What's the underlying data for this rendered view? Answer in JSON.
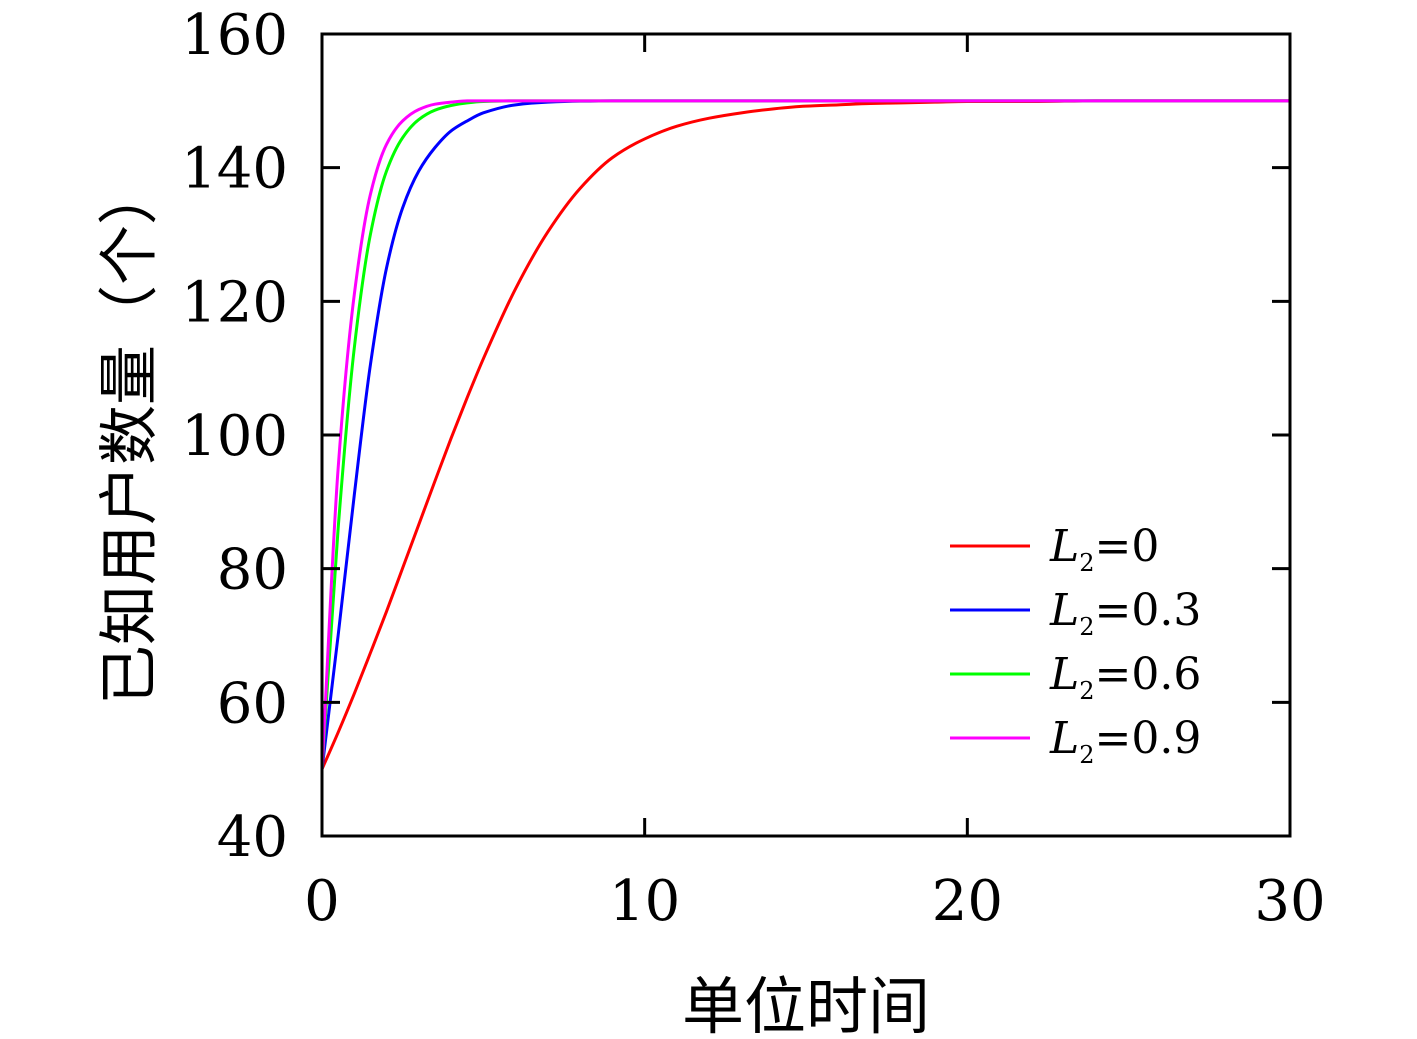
{
  "chart_data": {
    "type": "line",
    "title": "",
    "xlabel": "单位时间",
    "ylabel": "已知用户数量（个）",
    "xlim": [
      0,
      30
    ],
    "ylim": [
      40,
      160
    ],
    "xticks": [
      0,
      10,
      20,
      30
    ],
    "yticks": [
      40,
      60,
      80,
      100,
      120,
      140,
      160
    ],
    "xtick_labels": [
      "0",
      "10",
      "20",
      "30"
    ],
    "ytick_labels": [
      "40",
      "60",
      "80",
      "100",
      "120",
      "140",
      "160"
    ],
    "grid": false,
    "legend_position": "lower-right",
    "x": [
      0,
      0.5,
      1,
      1.5,
      2,
      2.5,
      3,
      3.5,
      4,
      4.5,
      5,
      6,
      7,
      8,
      9,
      10,
      11,
      12,
      13,
      14,
      15,
      16,
      17,
      18,
      19,
      20,
      22,
      24,
      26,
      28,
      30
    ],
    "series": [
      {
        "name": "L2=0",
        "legend_main": "L",
        "legend_sub": "2",
        "legend_value": "=0",
        "color": "#ff0000",
        "values": [
          50,
          55.5,
          61.3,
          67.4,
          73.6,
          80.1,
          86.6,
          93.1,
          99.5,
          105.6,
          111.4,
          121.9,
          130.4,
          136.9,
          141.5,
          144.3,
          146.2,
          147.4,
          148.2,
          148.8,
          149.2,
          149.4,
          149.6,
          149.7,
          149.8,
          149.9,
          149.9,
          150,
          150,
          150,
          150
        ]
      },
      {
        "name": "L2=0.3",
        "legend_main": "L",
        "legend_sub": "2",
        "legend_value": "=0.3",
        "color": "#0000ff",
        "values": [
          50,
          70,
          91,
          110.5,
          125,
          134,
          139.5,
          143,
          145.5,
          147,
          148.2,
          149.4,
          149.8,
          149.95,
          150,
          150,
          150,
          150,
          150,
          150,
          150,
          150,
          150,
          150,
          150,
          150,
          150,
          150,
          150,
          150,
          150
        ]
      },
      {
        "name": "L2=0.6",
        "legend_main": "L",
        "legend_sub": "2",
        "legend_value": "=0.6",
        "color": "#00ff00",
        "values": [
          50,
          86,
          113,
          130,
          139.5,
          144.5,
          147.2,
          148.6,
          149.3,
          149.7,
          149.9,
          150,
          150,
          150,
          150,
          150,
          150,
          150,
          150,
          150,
          150,
          150,
          150,
          150,
          150,
          150,
          150,
          150,
          150,
          150,
          150
        ]
      },
      {
        "name": "L2=0.9",
        "legend_main": "L",
        "legend_sub": "2",
        "legend_value": "=0.9",
        "color": "#ff00ff",
        "values": [
          50,
          95,
          121,
          136,
          143.5,
          147,
          148.7,
          149.5,
          149.8,
          150,
          150,
          150,
          150,
          150,
          150,
          150,
          150,
          150,
          150,
          150,
          150,
          150,
          150,
          150,
          150,
          150,
          150,
          150,
          150,
          150,
          150
        ]
      }
    ]
  }
}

TASK PROMPT:
From start to finish, output the listing exactly, but omit its pictures.

THE OUTPUT:
What's the underlying data for this rendered view? Answer in JSON.
{
  "chart_data": {
    "type": "line",
    "title": "",
    "xlabel": "单位时间",
    "ylabel": "已知用户数量（个）",
    "xlim": [
      0,
      30
    ],
    "ylim": [
      40,
      160
    ],
    "xticks": [
      0,
      10,
      20,
      30
    ],
    "yticks": [
      40,
      60,
      80,
      100,
      120,
      140,
      160
    ],
    "xtick_labels": [
      "0",
      "10",
      "20",
      "30"
    ],
    "ytick_labels": [
      "40",
      "60",
      "80",
      "100",
      "120",
      "140",
      "160"
    ],
    "grid": false,
    "legend_position": "lower-right",
    "x": [
      0,
      0.5,
      1,
      1.5,
      2,
      2.5,
      3,
      3.5,
      4,
      4.5,
      5,
      6,
      7,
      8,
      9,
      10,
      11,
      12,
      13,
      14,
      15,
      16,
      17,
      18,
      19,
      20,
      22,
      24,
      26,
      28,
      30
    ],
    "series": [
      {
        "name": "L2=0",
        "legend_main": "L",
        "legend_sub": "2",
        "legend_value": "=0",
        "color": "#ff0000",
        "values": [
          50,
          55.5,
          61.3,
          67.4,
          73.6,
          80.1,
          86.6,
          93.1,
          99.5,
          105.6,
          111.4,
          121.9,
          130.4,
          136.9,
          141.5,
          144.3,
          146.2,
          147.4,
          148.2,
          148.8,
          149.2,
          149.4,
          149.6,
          149.7,
          149.8,
          149.9,
          149.9,
          150,
          150,
          150,
          150
        ]
      },
      {
        "name": "L2=0.3",
        "legend_main": "L",
        "legend_sub": "2",
        "legend_value": "=0.3",
        "color": "#0000ff",
        "values": [
          50,
          70,
          91,
          110.5,
          125,
          134,
          139.5,
          143,
          145.5,
          147,
          148.2,
          149.4,
          149.8,
          149.95,
          150,
          150,
          150,
          150,
          150,
          150,
          150,
          150,
          150,
          150,
          150,
          150,
          150,
          150,
          150,
          150,
          150
        ]
      },
      {
        "name": "L2=0.6",
        "legend_main": "L",
        "legend_sub": "2",
        "legend_value": "=0.6",
        "color": "#00ff00",
        "values": [
          50,
          86,
          113,
          130,
          139.5,
          144.5,
          147.2,
          148.6,
          149.3,
          149.7,
          149.9,
          150,
          150,
          150,
          150,
          150,
          150,
          150,
          150,
          150,
          150,
          150,
          150,
          150,
          150,
          150,
          150,
          150,
          150,
          150,
          150
        ]
      },
      {
        "name": "L2=0.9",
        "legend_main": "L",
        "legend_sub": "2",
        "legend_value": "=0.9",
        "color": "#ff00ff",
        "values": [
          50,
          95,
          121,
          136,
          143.5,
          147,
          148.7,
          149.5,
          149.8,
          150,
          150,
          150,
          150,
          150,
          150,
          150,
          150,
          150,
          150,
          150,
          150,
          150,
          150,
          150,
          150,
          150,
          150,
          150,
          150,
          150,
          150
        ]
      }
    ]
  }
}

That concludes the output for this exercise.